**What to produce:** Using the listing below, copy every line that mentions "between".

Records from a collection

▽

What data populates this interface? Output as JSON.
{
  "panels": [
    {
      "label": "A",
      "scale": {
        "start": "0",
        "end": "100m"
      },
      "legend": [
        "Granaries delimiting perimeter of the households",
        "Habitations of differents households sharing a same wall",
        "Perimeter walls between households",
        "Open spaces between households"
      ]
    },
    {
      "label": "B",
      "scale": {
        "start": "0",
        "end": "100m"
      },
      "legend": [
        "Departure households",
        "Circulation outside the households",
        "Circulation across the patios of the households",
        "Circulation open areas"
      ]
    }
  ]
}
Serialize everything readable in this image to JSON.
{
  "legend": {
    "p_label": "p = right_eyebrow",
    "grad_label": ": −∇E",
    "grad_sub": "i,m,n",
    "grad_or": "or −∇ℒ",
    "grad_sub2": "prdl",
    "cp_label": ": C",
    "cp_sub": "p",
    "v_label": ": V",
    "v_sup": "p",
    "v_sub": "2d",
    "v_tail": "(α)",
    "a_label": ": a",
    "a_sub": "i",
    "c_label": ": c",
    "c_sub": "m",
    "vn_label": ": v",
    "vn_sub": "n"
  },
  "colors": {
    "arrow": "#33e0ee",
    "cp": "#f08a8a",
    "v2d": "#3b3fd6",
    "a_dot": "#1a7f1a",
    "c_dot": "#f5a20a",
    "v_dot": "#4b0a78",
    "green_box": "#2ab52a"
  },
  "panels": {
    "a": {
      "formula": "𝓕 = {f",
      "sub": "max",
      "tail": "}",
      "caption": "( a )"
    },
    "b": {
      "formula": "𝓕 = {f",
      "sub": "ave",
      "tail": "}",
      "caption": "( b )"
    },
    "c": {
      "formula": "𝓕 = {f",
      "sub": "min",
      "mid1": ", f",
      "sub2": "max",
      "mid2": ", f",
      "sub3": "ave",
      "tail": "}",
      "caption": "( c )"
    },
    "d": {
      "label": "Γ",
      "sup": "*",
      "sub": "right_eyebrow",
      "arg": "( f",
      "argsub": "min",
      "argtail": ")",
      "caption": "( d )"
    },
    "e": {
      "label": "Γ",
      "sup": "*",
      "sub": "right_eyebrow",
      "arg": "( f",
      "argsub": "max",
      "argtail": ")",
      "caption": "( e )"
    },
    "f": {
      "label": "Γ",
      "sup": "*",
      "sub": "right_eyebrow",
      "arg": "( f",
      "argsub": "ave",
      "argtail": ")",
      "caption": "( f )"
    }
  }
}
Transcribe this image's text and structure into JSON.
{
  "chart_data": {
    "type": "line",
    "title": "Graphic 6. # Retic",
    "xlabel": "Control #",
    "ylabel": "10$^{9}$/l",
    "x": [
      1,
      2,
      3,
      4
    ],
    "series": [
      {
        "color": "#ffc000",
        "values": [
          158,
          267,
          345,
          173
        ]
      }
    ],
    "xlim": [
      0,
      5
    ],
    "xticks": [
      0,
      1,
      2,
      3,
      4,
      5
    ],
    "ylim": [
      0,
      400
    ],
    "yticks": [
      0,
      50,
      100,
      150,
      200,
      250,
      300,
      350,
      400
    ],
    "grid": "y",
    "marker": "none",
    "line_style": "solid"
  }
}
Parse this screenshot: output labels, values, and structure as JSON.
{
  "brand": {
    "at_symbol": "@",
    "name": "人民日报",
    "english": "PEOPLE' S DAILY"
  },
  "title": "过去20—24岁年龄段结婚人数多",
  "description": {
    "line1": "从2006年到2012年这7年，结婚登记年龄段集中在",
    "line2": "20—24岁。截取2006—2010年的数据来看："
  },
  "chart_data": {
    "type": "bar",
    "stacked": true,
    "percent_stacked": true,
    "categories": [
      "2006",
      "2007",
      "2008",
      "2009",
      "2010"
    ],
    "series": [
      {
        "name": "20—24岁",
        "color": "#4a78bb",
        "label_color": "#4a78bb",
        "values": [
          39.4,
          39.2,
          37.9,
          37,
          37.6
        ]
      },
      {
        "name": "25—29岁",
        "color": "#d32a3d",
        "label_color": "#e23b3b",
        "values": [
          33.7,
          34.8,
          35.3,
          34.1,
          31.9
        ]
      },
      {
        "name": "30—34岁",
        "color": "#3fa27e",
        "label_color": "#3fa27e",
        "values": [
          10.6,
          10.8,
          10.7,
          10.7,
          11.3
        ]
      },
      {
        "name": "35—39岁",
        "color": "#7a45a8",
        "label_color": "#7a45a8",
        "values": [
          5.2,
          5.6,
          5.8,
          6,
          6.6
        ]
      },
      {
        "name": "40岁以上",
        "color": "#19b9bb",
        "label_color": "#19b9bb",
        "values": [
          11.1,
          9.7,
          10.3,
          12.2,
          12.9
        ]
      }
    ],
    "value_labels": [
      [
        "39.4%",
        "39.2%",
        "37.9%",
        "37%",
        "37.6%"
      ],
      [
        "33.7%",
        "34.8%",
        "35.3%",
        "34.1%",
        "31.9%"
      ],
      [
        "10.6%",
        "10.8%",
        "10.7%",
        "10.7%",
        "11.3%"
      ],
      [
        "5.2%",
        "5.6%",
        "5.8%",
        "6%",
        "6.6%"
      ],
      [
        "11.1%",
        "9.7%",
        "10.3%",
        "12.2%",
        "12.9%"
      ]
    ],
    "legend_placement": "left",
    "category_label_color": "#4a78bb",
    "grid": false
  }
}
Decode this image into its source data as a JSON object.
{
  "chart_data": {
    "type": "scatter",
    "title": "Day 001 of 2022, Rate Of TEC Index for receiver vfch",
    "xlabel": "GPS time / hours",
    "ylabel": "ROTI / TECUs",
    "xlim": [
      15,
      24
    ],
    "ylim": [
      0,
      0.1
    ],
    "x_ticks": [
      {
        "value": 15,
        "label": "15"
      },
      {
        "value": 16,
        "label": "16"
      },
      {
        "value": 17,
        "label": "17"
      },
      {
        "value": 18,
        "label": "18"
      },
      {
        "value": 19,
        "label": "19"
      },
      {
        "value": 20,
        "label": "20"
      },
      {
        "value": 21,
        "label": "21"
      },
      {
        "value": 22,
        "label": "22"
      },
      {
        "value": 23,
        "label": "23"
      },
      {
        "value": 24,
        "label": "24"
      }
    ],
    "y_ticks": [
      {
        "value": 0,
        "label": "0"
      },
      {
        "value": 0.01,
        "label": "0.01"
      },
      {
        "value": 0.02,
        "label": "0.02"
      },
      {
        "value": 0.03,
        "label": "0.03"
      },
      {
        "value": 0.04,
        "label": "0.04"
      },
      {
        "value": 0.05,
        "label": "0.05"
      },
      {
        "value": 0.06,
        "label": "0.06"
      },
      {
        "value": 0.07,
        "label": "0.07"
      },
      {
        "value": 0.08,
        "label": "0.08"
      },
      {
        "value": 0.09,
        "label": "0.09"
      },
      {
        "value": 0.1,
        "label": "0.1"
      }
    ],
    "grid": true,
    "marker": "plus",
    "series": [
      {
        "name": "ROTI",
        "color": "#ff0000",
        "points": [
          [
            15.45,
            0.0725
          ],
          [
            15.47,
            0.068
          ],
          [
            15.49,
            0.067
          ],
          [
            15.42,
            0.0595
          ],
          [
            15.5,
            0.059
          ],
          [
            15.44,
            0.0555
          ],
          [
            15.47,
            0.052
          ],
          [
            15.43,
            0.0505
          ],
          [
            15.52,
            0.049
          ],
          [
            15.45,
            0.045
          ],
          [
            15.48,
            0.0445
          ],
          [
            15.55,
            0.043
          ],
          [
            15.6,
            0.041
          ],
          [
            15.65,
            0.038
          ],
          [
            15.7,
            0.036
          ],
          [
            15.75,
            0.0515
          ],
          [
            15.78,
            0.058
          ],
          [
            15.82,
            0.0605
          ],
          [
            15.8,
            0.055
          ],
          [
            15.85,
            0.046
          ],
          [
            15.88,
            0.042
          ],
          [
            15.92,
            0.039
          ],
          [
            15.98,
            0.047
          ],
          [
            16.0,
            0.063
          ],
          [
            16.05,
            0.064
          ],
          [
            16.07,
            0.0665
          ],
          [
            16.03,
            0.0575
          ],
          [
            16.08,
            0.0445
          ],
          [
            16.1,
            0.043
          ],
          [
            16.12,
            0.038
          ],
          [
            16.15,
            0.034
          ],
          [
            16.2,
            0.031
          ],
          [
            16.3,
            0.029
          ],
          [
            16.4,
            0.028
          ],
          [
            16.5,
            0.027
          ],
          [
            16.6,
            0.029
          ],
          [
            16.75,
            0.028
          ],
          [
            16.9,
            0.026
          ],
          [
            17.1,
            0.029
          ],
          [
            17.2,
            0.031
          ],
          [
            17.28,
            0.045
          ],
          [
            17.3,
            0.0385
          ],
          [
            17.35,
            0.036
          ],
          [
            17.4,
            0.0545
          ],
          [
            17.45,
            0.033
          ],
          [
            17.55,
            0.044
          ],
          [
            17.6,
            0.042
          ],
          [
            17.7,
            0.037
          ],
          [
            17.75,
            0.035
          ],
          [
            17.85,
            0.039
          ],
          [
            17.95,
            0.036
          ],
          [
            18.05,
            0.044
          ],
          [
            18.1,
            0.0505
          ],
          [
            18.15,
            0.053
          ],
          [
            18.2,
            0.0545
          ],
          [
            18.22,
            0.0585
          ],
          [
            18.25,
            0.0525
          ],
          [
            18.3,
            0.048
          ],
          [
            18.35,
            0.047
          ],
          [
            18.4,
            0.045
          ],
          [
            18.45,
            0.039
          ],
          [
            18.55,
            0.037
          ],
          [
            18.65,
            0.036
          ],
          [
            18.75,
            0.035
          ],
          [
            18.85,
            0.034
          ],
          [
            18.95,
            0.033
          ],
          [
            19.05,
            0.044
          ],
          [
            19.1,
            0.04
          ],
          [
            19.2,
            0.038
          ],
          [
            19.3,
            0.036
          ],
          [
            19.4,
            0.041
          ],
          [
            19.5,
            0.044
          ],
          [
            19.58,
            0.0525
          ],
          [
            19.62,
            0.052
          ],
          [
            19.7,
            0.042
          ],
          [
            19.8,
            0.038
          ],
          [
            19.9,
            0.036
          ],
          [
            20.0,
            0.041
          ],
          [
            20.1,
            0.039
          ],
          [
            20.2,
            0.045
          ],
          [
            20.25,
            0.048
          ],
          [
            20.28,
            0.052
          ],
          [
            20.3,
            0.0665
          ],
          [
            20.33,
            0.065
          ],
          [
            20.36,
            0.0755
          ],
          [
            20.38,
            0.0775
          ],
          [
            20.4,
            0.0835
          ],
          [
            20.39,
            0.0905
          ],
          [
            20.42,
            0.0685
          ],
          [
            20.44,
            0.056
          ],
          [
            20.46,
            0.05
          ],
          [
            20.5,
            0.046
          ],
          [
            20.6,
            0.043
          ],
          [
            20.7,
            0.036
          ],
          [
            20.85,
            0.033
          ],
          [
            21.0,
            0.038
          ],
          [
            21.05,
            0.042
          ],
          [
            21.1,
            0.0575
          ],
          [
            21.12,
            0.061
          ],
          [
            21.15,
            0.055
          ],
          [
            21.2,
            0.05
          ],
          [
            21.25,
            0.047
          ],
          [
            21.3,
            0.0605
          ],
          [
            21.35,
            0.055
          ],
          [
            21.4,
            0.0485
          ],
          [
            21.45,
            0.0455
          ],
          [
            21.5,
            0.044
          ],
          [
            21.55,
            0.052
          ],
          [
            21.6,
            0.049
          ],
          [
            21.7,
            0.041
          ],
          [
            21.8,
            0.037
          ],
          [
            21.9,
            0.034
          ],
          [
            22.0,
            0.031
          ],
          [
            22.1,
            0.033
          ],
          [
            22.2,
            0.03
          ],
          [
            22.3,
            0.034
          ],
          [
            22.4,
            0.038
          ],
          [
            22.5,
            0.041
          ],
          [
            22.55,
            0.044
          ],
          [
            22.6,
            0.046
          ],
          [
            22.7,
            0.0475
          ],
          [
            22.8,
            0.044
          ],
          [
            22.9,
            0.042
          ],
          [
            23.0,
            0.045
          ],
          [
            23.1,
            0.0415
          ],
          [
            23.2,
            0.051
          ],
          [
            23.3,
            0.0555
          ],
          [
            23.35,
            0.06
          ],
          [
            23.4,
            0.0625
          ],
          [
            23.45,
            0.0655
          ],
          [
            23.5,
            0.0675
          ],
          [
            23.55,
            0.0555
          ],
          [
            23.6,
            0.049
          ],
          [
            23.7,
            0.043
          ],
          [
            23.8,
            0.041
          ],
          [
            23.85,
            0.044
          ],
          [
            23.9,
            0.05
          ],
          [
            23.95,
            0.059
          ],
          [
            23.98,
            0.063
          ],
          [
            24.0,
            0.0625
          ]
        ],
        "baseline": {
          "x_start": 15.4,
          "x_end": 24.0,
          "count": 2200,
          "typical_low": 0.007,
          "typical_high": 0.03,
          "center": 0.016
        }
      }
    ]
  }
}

△

**Task response:**
        "Perimeter walls between households",
        "Open spaces between households"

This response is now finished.